**WHAT THE EXERCISE ASKS**
Find the lines with the string "title" and return them.

Extracted data entries

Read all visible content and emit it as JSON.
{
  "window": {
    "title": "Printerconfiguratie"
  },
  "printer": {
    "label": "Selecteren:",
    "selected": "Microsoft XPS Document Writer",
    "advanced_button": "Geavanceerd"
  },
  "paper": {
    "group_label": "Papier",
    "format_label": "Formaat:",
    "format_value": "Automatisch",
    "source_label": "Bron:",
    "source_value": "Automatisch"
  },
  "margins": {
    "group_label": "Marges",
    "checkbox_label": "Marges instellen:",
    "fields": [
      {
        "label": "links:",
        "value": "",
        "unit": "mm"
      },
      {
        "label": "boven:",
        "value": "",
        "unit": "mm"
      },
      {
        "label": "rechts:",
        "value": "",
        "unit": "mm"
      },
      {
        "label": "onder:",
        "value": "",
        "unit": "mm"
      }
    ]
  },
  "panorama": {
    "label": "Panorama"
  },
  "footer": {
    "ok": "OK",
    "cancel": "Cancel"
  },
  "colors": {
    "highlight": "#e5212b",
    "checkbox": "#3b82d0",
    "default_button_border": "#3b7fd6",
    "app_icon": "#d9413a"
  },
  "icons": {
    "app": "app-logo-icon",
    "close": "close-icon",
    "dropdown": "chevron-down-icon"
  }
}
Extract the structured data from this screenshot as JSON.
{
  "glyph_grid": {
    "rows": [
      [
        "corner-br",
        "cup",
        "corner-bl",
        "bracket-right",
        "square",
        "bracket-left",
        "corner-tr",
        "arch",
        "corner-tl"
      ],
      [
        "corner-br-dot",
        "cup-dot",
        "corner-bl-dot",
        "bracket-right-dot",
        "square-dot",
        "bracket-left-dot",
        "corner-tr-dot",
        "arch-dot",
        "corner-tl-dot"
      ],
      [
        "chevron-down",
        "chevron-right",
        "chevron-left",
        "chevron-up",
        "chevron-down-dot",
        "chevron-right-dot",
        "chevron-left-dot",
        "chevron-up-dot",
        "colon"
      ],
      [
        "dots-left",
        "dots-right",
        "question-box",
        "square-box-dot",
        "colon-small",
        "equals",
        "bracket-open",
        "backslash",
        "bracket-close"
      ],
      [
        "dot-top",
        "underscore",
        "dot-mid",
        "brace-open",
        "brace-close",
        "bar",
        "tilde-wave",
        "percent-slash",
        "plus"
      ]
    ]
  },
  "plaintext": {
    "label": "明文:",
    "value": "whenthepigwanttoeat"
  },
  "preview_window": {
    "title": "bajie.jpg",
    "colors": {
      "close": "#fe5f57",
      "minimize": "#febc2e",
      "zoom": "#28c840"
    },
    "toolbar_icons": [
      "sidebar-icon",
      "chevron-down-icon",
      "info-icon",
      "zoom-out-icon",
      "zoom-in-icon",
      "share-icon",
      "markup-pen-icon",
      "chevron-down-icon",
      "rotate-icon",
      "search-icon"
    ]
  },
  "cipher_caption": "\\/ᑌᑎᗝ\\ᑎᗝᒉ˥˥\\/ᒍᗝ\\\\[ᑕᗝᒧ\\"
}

**EXERCISE SOLUTION**
    "title": "Printerconfiguratie"
    "title": "bajie.jpg",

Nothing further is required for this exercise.